## Task goal
Every line of the material is to be quoted verbatim, minus the pictures.

(Stored items)
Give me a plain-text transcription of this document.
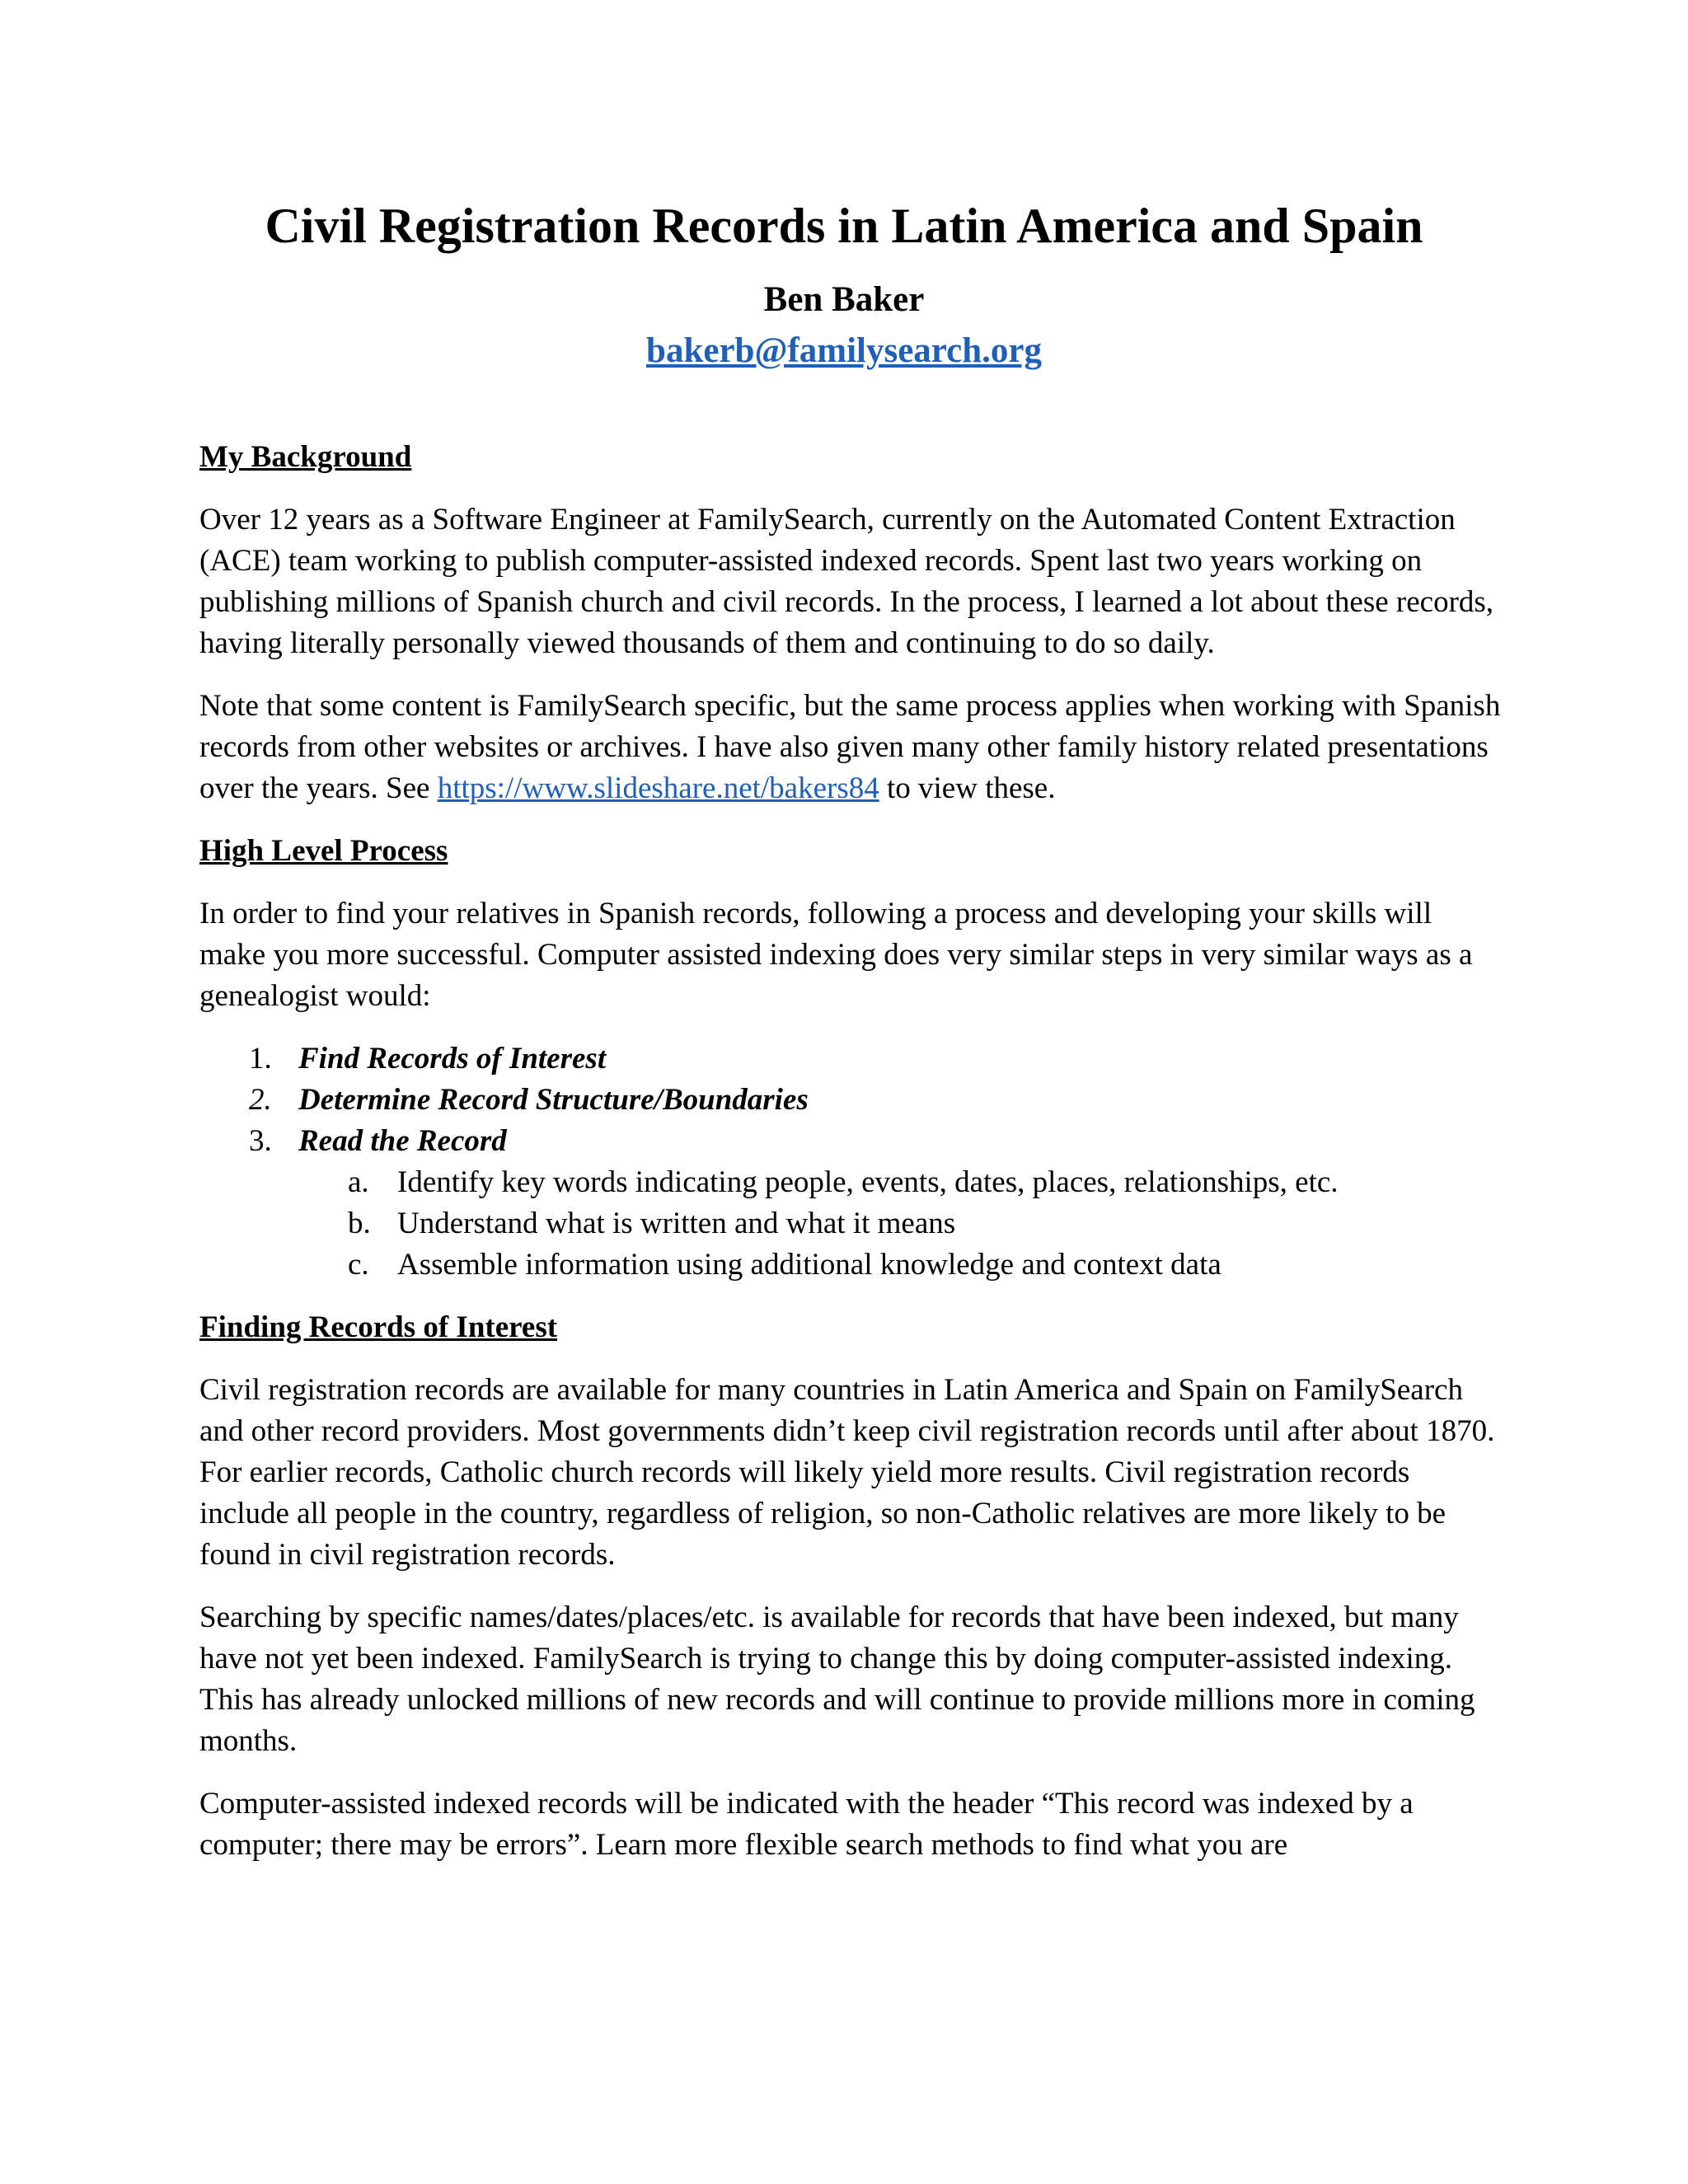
Civil Registration Records in Latin America and Spain
Ben Baker
bakerb@familysearch.org
My Background

Over 12 years as a Software Engineer at FamilySearch, currently on the Automated Content Extraction (ACE) team working to publish computer-assisted indexed records. Spent last two years working on publishing millions of Spanish church and civil records. In the process, I learned a lot about these records, having literally personally viewed thousands of them and continuing to do so daily.

Note that some content is FamilySearch specific, but the same process applies when working with Spanish records from other websites or archives. I have also given many other family history related presentations over the years. See https://www.slideshare.net/bakers84 to view these.

High Level Process

In order to find your relatives in Spanish records, following a process and developing your skills will make you more successful. Computer assisted indexing does very similar steps in very similar ways as a genealogist would:

1. Find Records of Interest
2. Determine Record Structure/Boundaries
3. Read the Record
a. Identify key words indicating people, events, dates, places, relationships, etc.
b. Understand what is written and what it means
c. Assemble information using additional knowledge and context data
Finding Records of Interest

Civil registration records are available for many countries in Latin America and Spain on FamilySearch and other record providers. Most governments didn’t keep civil registration records until after about 1870. For earlier records, Catholic church records will likely yield more results. Civil registration records include all people in the country, regardless of religion, so non-Catholic relatives are more likely to be found in civil registration records.

Searching by specific names/dates/places/etc. is available for records that have been indexed, but many have not yet been indexed. FamilySearch is trying to change this by doing computer-assisted indexing. This has already unlocked millions of new records and will continue to provide millions more in coming months.

Computer-assisted indexed records will be indicated with the header “This record was indexed by a computer; there may be errors”. Learn more flexible search methods to find what you are
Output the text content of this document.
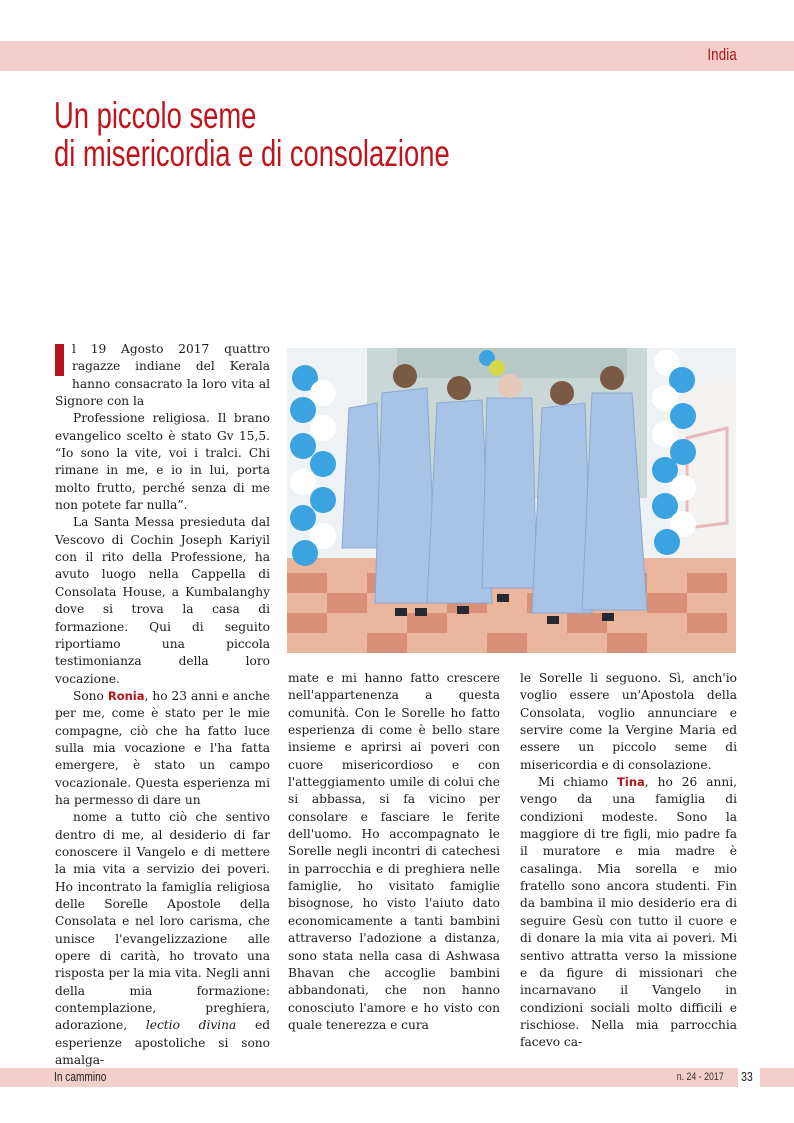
India
Un piccolo seme
di misericordia e di consolazione

l 19 Agosto 2017 quattro ragazze indiane del Kerala hanno consacrato la loro vita al Signore con la

Professione religiosa. Il brano evangelico scelto è stato Gv 15,5. “Io sono la vite, voi i tralci. Chi rimane in me, e io in lui, porta molto frutto, perché senza di me non potete far nulla”.

La Santa Messa presieduta dal Vescovo di Cochin Joseph Kariyil con il rito della Professione, ha avuto luogo nella Cappella di Consolata House, a Kumbalanghy dove si trova la casa di formazione. Qui di seguito riportiamo una piccola testimonianza della loro vocazione.

Sono Ronia, ho 23 anni e anche per me, come è stato per le mie compagne, ciò che ha fatto luce sulla mia vocazione e l'ha fatta emergere, è stato un campo vocazionale. Questa esperienza mi ha permesso di dare un

nome a tutto ciò che sentivo dentro di me, al desiderio di far conoscere il Vangelo e di mettere la mia vita a servizio dei poveri. Ho incontrato la famiglia religiosa delle Sorelle Apostole della Consolata e nel loro carisma, che unisce l'evangelizzazione alle opere di carità, ho trovato una risposta per la mia vita. Negli anni della mia formazione: contemplazione, preghiera, adorazione, lectio divina ed esperienze apostoliche si sono amalga-

mate e mi hanno fatto crescere nell'appartenenza a questa comunità. Con le Sorelle ho fatto esperienza di come è bello stare insieme e aprirsi ai poveri con cuore misericordioso e con l'atteggiamento umile di colui che si abbassa, si fa vicino per consolare e fasciare le ferite dell'uomo. Ho accompagnato le Sorelle negli incontri di catechesi in parrocchia e di preghiera nelle famiglie, ho visitato famiglie bisognose, ho visto l'aiuto dato economicamente a tanti bambini attraverso l'adozione a distanza, sono stata nella casa di Ashwasa Bhavan che accoglie bambini abbandonati, che non hanno conosciuto l'amore e ho visto con quale tenerezza e cura

le Sorelle li seguono. Sì, anch'io voglio essere un'Apostola della Consolata, voglio annunciare e servire come la Vergine Maria ed essere un piccolo seme di misericordia e di consolazione.

Mi chiamo Tina, ho 26 anni, vengo da una famiglia di condizioni modeste. Sono la maggiore di tre figli, mio padre fa il muratore e mia madre è casalinga. Mia sorella e mio fratello sono ancora studenti. Fin da bambina il mio desiderio era di seguire Gesù con tutto il cuore e di donare la mia vita ai poveri. Mi sentivo attratta verso la missione e da figure di missionari che incarnavano il Vangelo in condizioni sociali molto difficili e rischiose. Nella mia parrocchia facevo ca-

In cammino	n. 24 - 2017 33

## Result
Give me a plain-text transcription of this document.
Civil Registration Records in Latin America and Spain
Ben Baker
bakerb@familysearch.org
My Background

Over 12 years as a Software Engineer at FamilySearch, currently on the Automated Content Extraction (ACE) team working to publish computer-assisted indexed records. Spent last two years working on publishing millions of Spanish church and civil records. In the process, I learned a lot about these records, having literally personally viewed thousands of them and continuing to do so daily.

Note that some content is FamilySearch specific, but the same process applies when working with Spanish records from other websites or archives. I have also given many other family history related presentations over the years. See https://www.slideshare.net/bakers84 to view these.

High Level Process

In order to find your relatives in Spanish records, following a process and developing your skills will make you more successful. Computer assisted indexing does very similar steps in very similar ways as a genealogist would:

1. Find Records of Interest
2. Determine Record Structure/Boundaries
3. Read the Record
a. Identify key words indicating people, events, dates, places, relationships, etc.
b. Understand what is written and what it means
c. Assemble information using additional knowledge and context data
Finding Records of Interest

Civil registration records are available for many countries in Latin America and Spain on FamilySearch and other record providers. Most governments didn’t keep civil registration records until after about 1870. For earlier records, Catholic church records will likely yield more results. Civil registration records include all people in the country, regardless of religion, so non-Catholic relatives are more likely to be found in civil registration records.

Searching by specific names/dates/places/etc. is available for records that have been indexed, but many have not yet been indexed. FamilySearch is trying to change this by doing computer-assisted indexing. This has already unlocked millions of new records and will continue to provide millions more in coming months.

Computer-assisted indexed records will be indicated with the header “This record was indexed by a computer; there may be errors”. Learn more flexible search methods to find what you are
Output the text content of this document.
India
Un piccolo seme
di misericordia e di consolazione

l 19 Agosto 2017 quattro ragazze indiane del Kerala hanno consacrato la loro vita al Signore con la

Professione religiosa. Il brano evangelico scelto è stato Gv 15,5. “Io sono la vite, voi i tralci. Chi rimane in me, e io in lui, porta molto frutto, perché senza di me non potete far nulla”.

La Santa Messa presieduta dal Vescovo di Cochin Joseph Kariyil con il rito della Professione, ha avuto luogo nella Cappella di Consolata House, a Kumbalanghy dove si trova la casa di formazione. Qui di seguito riportiamo una piccola testimonianza della loro vocazione.

Sono Ronia, ho 23 anni e anche per me, come è stato per le mie compagne, ciò che ha fatto luce sulla mia vocazione e l'ha fatta emergere, è stato un campo vocazionale. Questa esperienza mi ha permesso di dare un

nome a tutto ciò che sentivo dentro di me, al desiderio di far conoscere il Vangelo e di mettere la mia vita a servizio dei poveri. Ho incontrato la famiglia religiosa delle Sorelle Apostole della Consolata e nel loro carisma, che unisce l'evangelizzazione alle opere di carità, ho trovato una risposta per la mia vita. Negli anni della mia formazione: contemplazione, preghiera, adorazione, lectio divina ed esperienze apostoliche si sono amalga-

mate e mi hanno fatto crescere nell'appartenenza a questa comunità. Con le Sorelle ho fatto esperienza di come è bello stare insieme e aprirsi ai poveri con cuore misericordioso e con l'atteggiamento umile di colui che si abbassa, si fa vicino per consolare e fasciare le ferite dell'uomo. Ho accompagnato le Sorelle negli incontri di catechesi in parrocchia e di preghiera nelle famiglie, ho visitato famiglie bisognose, ho visto l'aiuto dato economicamente a tanti bambini attraverso l'adozione a distanza, sono stata nella casa di Ashwasa Bhavan che accoglie bambini abbandonati, che non hanno conosciuto l'amore e ho visto con quale tenerezza e cura

le Sorelle li seguono. Sì, anch'io voglio essere un'Apostola della Consolata, voglio annunciare e servire come la Vergine Maria ed essere un piccolo seme di misericordia e di consolazione.

Mi chiamo Tina, ho 26 anni, vengo da una famiglia di condizioni modeste. Sono la maggiore di tre figli, mio padre fa il muratore e mia madre è casalinga. Mia sorella e mio fratello sono ancora studenti. Fin da bambina il mio desiderio era di seguire Gesù con tutto il cuore e di donare la mia vita ai poveri. Mi sentivo attratta verso la missione e da figure di missionari che incarnavano il Vangelo in condizioni sociali molto difficili e rischiose. Nella mia parrocchia facevo ca-

In cammino	n. 24 - 2017 33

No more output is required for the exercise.